▶ **Written task**: Show only lines that include "this".

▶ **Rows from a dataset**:
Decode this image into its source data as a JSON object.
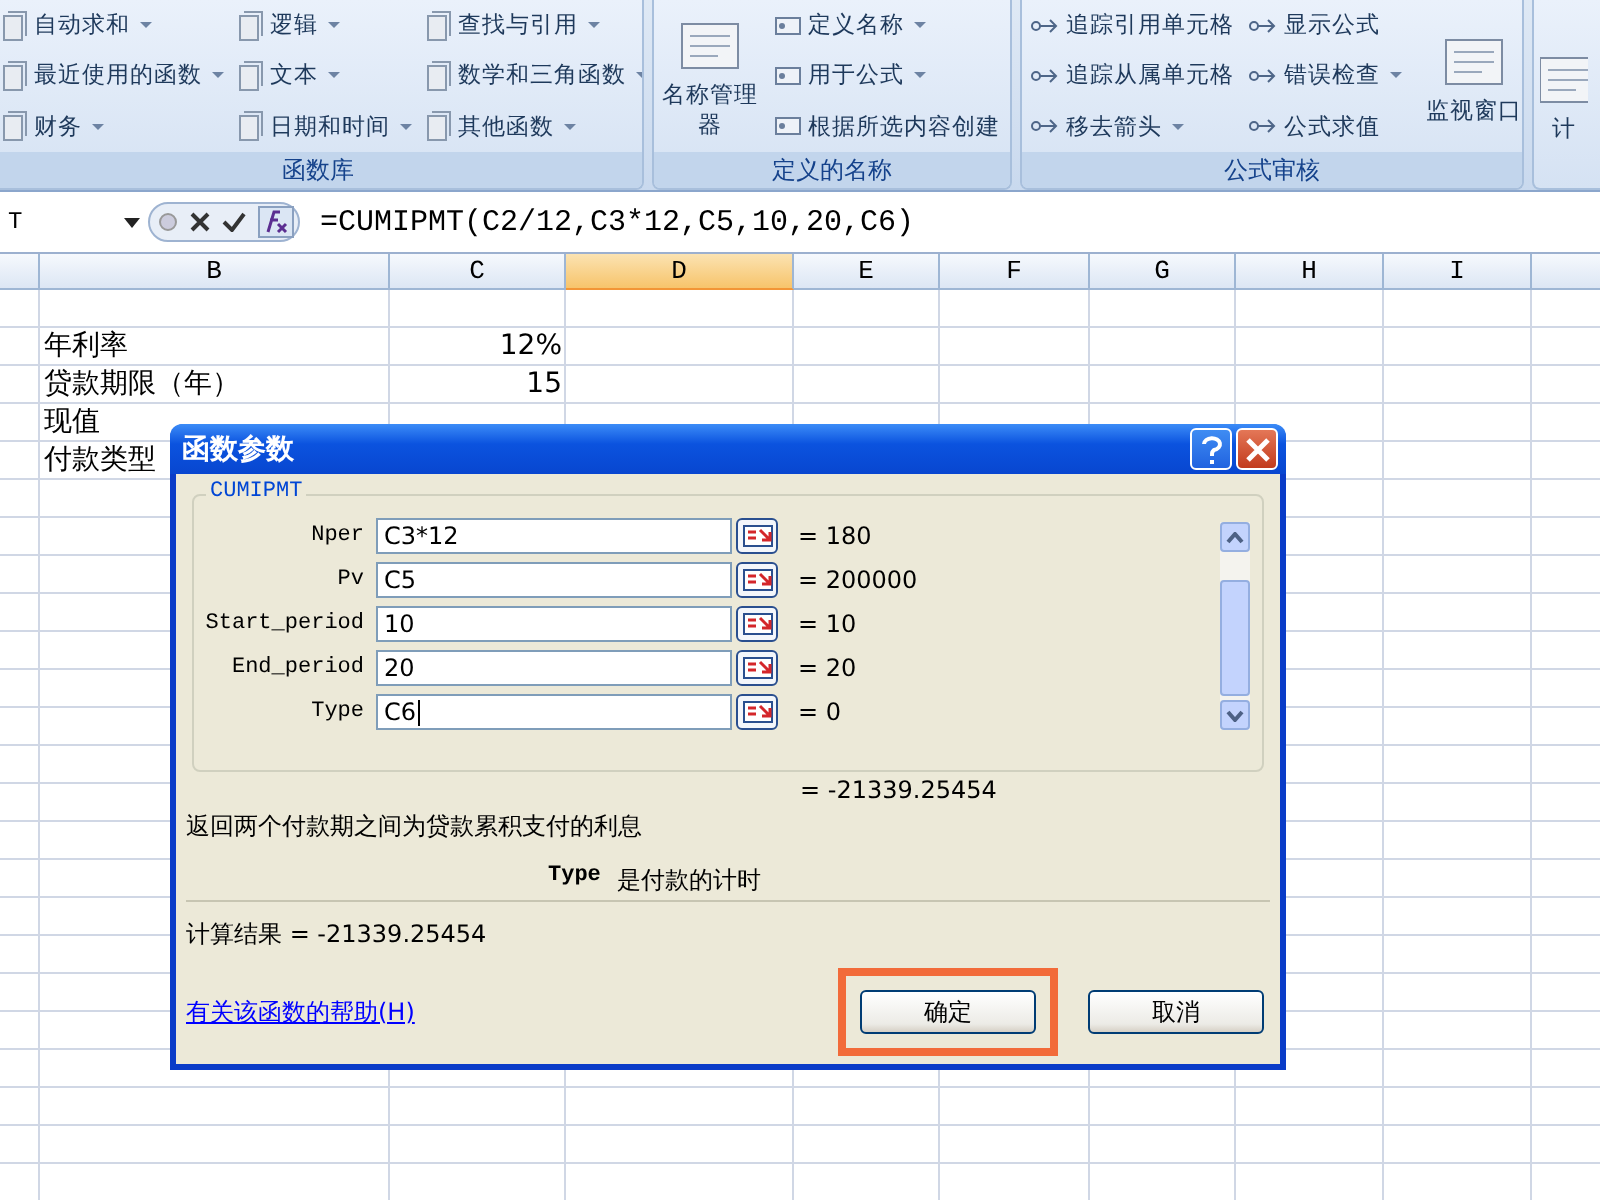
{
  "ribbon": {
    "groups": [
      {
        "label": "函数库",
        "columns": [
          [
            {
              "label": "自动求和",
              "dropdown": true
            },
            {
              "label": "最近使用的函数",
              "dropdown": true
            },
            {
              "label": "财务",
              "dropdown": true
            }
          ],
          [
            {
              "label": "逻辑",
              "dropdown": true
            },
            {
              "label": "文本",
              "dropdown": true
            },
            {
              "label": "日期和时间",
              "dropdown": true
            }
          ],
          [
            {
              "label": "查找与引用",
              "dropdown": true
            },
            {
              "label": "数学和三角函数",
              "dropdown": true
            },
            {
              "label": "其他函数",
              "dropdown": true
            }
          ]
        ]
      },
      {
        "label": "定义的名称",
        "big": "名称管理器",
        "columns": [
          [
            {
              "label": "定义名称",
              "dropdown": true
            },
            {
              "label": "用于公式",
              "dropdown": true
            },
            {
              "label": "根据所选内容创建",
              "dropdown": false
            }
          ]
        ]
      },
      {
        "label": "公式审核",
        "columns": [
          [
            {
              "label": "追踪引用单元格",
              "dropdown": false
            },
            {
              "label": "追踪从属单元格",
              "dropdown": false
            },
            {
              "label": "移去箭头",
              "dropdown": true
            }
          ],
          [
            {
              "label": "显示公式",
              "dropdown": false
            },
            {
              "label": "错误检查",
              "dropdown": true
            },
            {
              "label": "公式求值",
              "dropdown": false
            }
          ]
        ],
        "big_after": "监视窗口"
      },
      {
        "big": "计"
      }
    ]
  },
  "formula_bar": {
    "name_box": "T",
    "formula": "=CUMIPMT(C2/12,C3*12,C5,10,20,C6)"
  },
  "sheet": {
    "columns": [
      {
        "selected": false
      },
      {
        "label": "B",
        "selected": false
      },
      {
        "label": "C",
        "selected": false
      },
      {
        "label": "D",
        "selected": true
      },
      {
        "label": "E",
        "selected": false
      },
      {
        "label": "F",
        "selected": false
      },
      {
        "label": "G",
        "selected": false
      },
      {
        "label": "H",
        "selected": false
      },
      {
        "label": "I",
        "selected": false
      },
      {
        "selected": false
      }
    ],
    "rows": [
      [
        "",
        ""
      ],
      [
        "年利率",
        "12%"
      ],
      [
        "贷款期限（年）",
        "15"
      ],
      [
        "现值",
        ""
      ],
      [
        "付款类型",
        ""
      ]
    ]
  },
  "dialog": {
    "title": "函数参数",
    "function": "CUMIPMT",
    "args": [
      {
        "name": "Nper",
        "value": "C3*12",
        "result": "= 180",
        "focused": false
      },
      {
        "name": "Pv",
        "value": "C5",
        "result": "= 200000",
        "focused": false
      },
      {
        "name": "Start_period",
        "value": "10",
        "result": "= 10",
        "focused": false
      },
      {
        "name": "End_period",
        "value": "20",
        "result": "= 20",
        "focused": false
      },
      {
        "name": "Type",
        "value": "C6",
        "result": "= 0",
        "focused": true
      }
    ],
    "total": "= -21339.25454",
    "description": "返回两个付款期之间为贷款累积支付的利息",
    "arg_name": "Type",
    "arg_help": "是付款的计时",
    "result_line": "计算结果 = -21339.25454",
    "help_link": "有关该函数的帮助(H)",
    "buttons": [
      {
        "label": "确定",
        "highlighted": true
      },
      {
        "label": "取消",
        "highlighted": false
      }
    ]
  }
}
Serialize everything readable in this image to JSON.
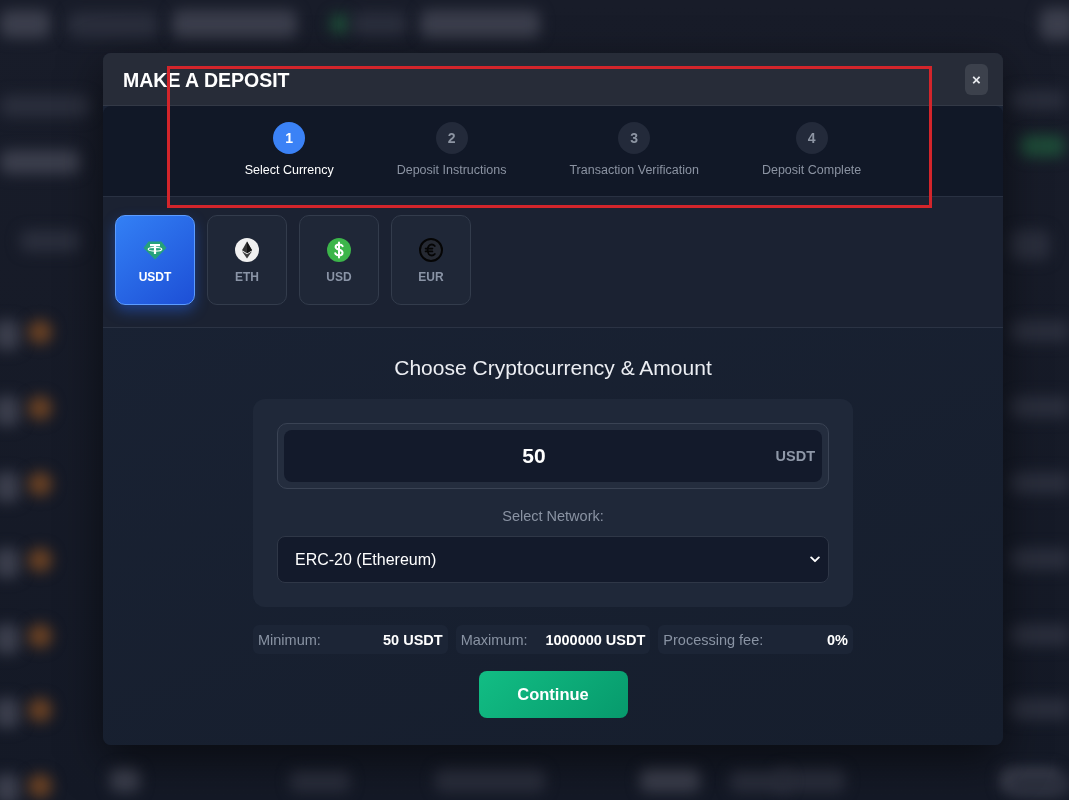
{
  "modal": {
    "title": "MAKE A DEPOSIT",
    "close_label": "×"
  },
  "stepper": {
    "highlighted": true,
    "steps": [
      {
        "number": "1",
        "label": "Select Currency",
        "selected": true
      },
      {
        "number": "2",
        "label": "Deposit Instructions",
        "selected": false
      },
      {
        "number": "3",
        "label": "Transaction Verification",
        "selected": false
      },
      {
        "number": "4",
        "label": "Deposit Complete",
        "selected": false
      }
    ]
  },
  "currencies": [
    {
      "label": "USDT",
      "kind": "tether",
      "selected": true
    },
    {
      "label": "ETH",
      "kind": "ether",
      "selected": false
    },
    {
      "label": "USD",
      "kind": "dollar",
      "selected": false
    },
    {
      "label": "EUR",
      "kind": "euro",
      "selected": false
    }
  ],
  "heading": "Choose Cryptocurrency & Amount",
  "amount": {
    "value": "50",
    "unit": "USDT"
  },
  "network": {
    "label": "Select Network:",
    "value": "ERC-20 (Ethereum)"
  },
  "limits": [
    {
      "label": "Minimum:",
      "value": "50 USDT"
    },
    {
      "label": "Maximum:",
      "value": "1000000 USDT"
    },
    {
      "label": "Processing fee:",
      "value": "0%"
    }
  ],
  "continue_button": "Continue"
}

▶ **Task solution**:
Decode this image into its source data as a JSON object.
Serialize everything readable in this image to JSON.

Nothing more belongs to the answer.